◆ Rows from a dataset
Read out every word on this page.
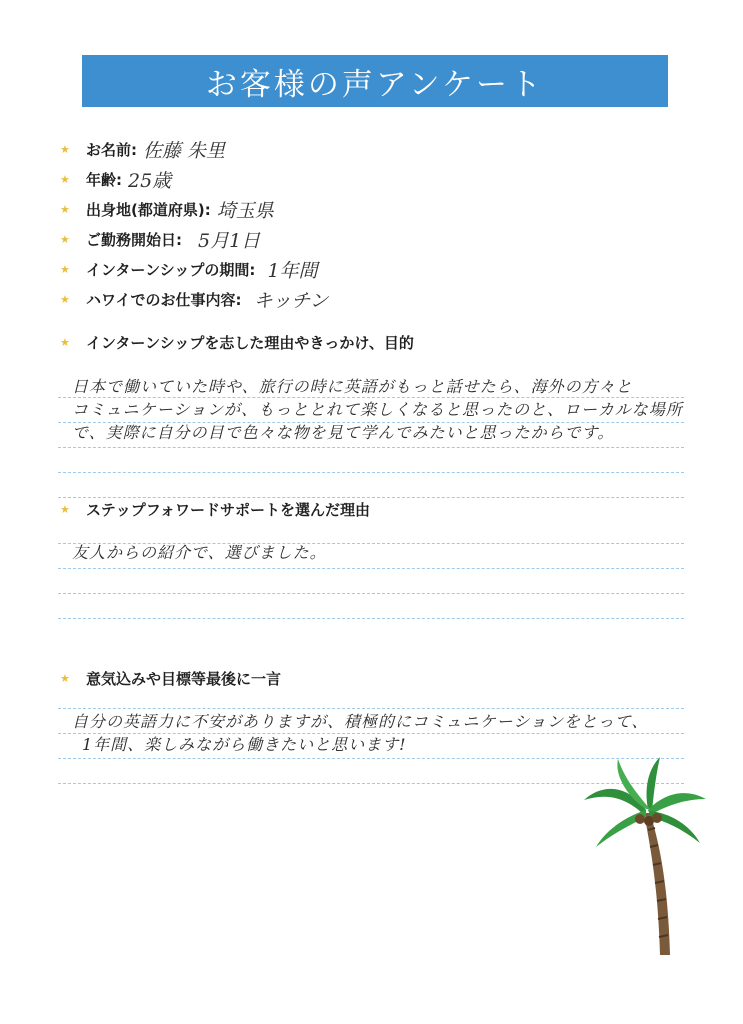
お客様の声アンケート
★	お名前: 佐藤 朱里
★	年齢: 25歳
★	出身地(都道府県): 埼玉県
★	ご勤務開始日: 5月1日
★	インターンシップの期間: 1年間
★	ハワイでのお仕事内容: キッチン
★	インターンシップを志した理由やきっかけ、目的
日本で働いていた時や、旅行の時に英語がもっと話せたら、海外の方々と
コミュニケーションが、もっととれて楽しくなると思ったのと、ローカルな場所
で、実際に自分の目で色々な物を見て学んでみたいと思ったからです。
★	ステップフォワードサポートを選んだ理由
友人からの紹介で、選びました。
★	意気込みや目標等最後に一言
自分の英語力に不安がありますが、積極的にコミュニケーションをとって、
1年間、楽しみながら働きたいと思います!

◆ GIVEN EXERCISE
All entries must be written out again exactly as given, with no pictures in the copy.

◆ EXERCISE ANSWER
Read out every word on this page.
お客様の声アンケート
★	お名前: 佐藤 朱里
★	年齢: 25歳
★	出身地(都道府県): 埼玉県
★	ご勤務開始日: 5月1日
★	インターンシップの期間: 1年間
★	ハワイでのお仕事内容: キッチン
★	インターンシップを志した理由やきっかけ、目的
日本で働いていた時や、旅行の時に英語がもっと話せたら、海外の方々と
コミュニケーションが、もっととれて楽しくなると思ったのと、ローカルな場所
で、実際に自分の目で色々な物を見て学んでみたいと思ったからです。
★	ステップフォワードサポートを選んだ理由
友人からの紹介で、選びました。
★	意気込みや目標等最後に一言
自分の英語力に不安がありますが、積極的にコミュニケーションをとって、
1年間、楽しみながら働きたいと思います!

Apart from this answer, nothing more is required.